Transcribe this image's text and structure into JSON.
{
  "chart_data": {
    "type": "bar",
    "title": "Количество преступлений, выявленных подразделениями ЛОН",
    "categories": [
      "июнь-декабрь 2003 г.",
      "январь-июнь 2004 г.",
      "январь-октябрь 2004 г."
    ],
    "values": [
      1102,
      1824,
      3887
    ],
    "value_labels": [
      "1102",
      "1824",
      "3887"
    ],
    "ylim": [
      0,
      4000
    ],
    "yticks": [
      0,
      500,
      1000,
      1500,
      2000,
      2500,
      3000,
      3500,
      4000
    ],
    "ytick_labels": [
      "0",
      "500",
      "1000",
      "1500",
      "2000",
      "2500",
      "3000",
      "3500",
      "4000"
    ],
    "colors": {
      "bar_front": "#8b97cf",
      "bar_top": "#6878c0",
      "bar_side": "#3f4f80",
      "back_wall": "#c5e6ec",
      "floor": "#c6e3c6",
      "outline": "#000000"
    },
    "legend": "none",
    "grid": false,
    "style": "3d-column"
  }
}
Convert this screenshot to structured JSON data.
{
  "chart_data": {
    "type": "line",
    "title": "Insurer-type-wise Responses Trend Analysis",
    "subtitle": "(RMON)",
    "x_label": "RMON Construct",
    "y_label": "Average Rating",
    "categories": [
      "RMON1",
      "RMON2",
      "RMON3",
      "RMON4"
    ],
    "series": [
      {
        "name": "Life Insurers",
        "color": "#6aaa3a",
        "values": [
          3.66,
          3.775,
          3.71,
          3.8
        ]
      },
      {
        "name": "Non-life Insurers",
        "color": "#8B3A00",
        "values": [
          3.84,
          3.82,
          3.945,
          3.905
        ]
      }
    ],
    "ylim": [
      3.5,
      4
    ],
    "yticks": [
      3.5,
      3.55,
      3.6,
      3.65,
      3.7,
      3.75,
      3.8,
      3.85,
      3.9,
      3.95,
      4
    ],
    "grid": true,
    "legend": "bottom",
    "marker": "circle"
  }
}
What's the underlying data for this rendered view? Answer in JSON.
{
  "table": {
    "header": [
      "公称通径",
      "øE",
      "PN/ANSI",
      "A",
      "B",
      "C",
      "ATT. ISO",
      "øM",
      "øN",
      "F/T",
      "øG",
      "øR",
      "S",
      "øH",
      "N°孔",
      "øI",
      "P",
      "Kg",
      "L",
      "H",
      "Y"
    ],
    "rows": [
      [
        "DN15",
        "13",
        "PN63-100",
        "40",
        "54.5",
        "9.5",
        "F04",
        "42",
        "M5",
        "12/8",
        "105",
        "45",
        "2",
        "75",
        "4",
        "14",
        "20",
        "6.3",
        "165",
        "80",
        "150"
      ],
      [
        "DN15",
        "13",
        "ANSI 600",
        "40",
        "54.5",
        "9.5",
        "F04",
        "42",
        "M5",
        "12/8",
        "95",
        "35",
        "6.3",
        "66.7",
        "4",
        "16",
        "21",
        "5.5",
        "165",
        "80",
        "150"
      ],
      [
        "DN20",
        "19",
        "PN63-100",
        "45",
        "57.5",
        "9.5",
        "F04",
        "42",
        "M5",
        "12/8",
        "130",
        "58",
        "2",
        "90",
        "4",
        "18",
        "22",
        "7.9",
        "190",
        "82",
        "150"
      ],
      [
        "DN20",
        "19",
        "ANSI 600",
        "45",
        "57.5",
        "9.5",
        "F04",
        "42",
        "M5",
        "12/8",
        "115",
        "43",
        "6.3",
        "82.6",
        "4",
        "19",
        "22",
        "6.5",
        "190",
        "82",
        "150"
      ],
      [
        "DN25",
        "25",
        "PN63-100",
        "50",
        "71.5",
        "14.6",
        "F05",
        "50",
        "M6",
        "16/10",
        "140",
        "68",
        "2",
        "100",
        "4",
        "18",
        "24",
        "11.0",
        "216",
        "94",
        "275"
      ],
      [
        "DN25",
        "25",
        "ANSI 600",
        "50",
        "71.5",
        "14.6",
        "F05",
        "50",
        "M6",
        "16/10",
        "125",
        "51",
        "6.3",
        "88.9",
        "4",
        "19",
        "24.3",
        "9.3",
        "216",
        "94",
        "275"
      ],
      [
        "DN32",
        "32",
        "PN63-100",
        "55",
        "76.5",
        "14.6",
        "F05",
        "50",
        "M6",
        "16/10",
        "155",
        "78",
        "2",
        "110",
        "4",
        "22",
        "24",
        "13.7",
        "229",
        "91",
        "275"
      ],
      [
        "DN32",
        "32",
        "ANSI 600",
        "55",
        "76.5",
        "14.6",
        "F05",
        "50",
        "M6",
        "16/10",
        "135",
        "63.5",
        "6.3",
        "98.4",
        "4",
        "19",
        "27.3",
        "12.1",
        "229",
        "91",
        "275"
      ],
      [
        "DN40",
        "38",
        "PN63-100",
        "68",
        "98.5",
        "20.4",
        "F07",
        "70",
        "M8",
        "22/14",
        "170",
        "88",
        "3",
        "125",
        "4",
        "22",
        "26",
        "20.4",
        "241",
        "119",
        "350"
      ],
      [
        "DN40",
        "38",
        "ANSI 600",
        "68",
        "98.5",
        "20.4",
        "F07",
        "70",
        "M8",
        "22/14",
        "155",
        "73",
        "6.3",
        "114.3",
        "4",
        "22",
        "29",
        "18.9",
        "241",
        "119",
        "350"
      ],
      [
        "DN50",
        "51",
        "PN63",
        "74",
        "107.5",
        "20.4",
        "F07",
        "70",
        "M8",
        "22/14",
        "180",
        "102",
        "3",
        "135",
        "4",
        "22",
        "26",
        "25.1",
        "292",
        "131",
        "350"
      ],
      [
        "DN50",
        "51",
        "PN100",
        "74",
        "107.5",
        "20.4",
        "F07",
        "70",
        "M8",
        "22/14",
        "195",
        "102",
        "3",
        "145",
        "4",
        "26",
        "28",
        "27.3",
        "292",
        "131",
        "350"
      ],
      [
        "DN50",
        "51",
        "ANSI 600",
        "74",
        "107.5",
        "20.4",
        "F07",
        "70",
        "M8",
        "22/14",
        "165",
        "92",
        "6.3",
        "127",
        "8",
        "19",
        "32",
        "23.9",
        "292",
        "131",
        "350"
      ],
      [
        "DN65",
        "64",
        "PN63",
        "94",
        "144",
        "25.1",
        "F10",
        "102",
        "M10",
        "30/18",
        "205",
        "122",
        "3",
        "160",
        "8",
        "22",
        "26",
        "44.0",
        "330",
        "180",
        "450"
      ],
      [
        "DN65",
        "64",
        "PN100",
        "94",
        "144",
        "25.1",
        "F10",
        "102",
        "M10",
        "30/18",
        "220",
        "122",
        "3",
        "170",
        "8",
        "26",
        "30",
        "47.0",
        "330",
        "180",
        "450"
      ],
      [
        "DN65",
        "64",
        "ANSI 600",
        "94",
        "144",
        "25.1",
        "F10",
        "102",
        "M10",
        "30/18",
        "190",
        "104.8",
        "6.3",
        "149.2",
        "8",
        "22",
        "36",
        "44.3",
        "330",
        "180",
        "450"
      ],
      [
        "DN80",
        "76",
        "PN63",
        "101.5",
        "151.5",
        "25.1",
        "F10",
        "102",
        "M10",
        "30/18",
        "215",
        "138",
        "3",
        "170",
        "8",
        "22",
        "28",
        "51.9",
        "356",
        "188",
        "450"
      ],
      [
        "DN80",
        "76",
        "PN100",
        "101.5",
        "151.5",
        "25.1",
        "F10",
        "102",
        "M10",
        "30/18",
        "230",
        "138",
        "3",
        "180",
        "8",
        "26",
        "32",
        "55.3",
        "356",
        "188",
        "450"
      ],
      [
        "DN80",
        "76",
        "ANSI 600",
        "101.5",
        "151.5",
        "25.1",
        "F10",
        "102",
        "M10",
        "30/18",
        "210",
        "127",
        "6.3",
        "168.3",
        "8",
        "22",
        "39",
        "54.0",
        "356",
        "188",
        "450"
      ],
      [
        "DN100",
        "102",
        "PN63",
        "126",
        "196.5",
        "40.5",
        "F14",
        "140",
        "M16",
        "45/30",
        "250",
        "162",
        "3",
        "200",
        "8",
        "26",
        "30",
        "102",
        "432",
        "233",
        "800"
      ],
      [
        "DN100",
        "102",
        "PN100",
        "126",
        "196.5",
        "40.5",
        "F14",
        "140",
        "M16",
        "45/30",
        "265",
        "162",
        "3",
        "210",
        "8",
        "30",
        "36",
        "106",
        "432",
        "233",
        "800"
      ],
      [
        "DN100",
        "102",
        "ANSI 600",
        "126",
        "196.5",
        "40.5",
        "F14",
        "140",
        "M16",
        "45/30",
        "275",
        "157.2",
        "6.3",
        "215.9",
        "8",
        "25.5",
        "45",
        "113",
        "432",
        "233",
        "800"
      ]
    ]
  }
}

------------------------------------------------------------

(Exercise directions):
Gather each line in these records that contains the string "name".

(Response):
        "name": "Life Insurers",
        "name": "Non-life Insurers",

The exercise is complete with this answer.